Job: Rewrite the material below with "bboxes" changed to "bounding boxes" and everything else left as it is.

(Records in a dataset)
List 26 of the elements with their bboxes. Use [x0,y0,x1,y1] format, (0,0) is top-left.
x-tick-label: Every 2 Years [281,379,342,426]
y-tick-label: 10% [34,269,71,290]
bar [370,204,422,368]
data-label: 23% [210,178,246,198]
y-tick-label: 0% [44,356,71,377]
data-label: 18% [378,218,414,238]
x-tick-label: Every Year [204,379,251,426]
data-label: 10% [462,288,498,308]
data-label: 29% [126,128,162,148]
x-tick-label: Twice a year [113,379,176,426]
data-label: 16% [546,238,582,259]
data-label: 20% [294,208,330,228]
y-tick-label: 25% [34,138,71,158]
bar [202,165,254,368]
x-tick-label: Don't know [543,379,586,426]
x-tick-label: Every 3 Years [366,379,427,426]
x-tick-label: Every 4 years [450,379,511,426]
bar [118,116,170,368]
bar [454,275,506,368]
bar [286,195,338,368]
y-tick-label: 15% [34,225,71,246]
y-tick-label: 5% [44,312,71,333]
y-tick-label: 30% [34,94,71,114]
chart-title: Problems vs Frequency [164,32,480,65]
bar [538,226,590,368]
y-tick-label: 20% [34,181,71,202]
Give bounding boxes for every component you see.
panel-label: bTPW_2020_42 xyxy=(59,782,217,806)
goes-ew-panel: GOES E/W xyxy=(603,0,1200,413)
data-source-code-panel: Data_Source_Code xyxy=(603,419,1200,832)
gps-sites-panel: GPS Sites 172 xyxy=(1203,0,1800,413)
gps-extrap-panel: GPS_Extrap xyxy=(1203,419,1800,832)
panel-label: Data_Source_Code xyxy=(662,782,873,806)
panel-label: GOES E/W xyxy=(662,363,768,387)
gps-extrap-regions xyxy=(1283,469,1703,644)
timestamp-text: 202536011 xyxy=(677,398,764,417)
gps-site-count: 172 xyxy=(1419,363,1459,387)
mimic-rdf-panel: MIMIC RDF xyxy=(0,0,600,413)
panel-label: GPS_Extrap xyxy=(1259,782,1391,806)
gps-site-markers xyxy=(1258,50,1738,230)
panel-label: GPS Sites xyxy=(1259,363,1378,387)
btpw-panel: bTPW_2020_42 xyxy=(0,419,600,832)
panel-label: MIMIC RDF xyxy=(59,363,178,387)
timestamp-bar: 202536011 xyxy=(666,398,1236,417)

Final result:
List 26 of the elements with their bounding boxes. Use [x0,y0,x1,y1] format, (0,0) is top-left.
x-tick-label: Every 2 Years [281,379,342,426]
y-tick-label: 10% [34,269,71,290]
bar [370,204,422,368]
data-label: 23% [210,178,246,198]
y-tick-label: 0% [44,356,71,377]
data-label: 18% [378,218,414,238]
x-tick-label: Every Year [204,379,251,426]
data-label: 10% [462,288,498,308]
data-label: 29% [126,128,162,148]
x-tick-label: Twice a year [113,379,176,426]
data-label: 16% [546,238,582,259]
data-label: 20% [294,208,330,228]
y-tick-label: 25% [34,138,71,158]
bar [202,165,254,368]
x-tick-label: Don't know [543,379,586,426]
x-tick-label: Every 3 Years [366,379,427,426]
x-tick-label: Every 4 years [450,379,511,426]
bar [118,116,170,368]
bar [454,275,506,368]
bar [286,195,338,368]
y-tick-label: 15% [34,225,71,246]
y-tick-label: 5% [44,312,71,333]
y-tick-label: 30% [34,94,71,114]
chart-title: Problems vs Frequency [164,32,480,65]
bar [538,226,590,368]
y-tick-label: 20% [34,181,71,202]
Give bounding boxes for every component you see.
panel-label: bTPW_2020_42 xyxy=(59,782,217,806)
goes-ew-panel: GOES E/W xyxy=(603,0,1200,413)
data-source-code-panel: Data_Source_Code xyxy=(603,419,1200,832)
gps-sites-panel: GPS Sites 172 xyxy=(1203,0,1800,413)
gps-extrap-panel: GPS_Extrap xyxy=(1203,419,1800,832)
panel-label: Data_Source_Code xyxy=(662,782,873,806)
panel-label: GOES E/W xyxy=(662,363,768,387)
gps-extrap-regions xyxy=(1283,469,1703,644)
timestamp-text: 202536011 xyxy=(677,398,764,417)
gps-site-count: 172 xyxy=(1419,363,1459,387)
mimic-rdf-panel: MIMIC RDF xyxy=(0,0,600,413)
panel-label: GPS_Extrap xyxy=(1259,782,1391,806)
gps-site-markers xyxy=(1258,50,1738,230)
panel-label: GPS Sites xyxy=(1259,363,1378,387)
btpw-panel: bTPW_2020_42 xyxy=(0,419,600,832)
panel-label: MIMIC RDF xyxy=(59,363,178,387)
timestamp-bar: 202536011 xyxy=(666,398,1236,417)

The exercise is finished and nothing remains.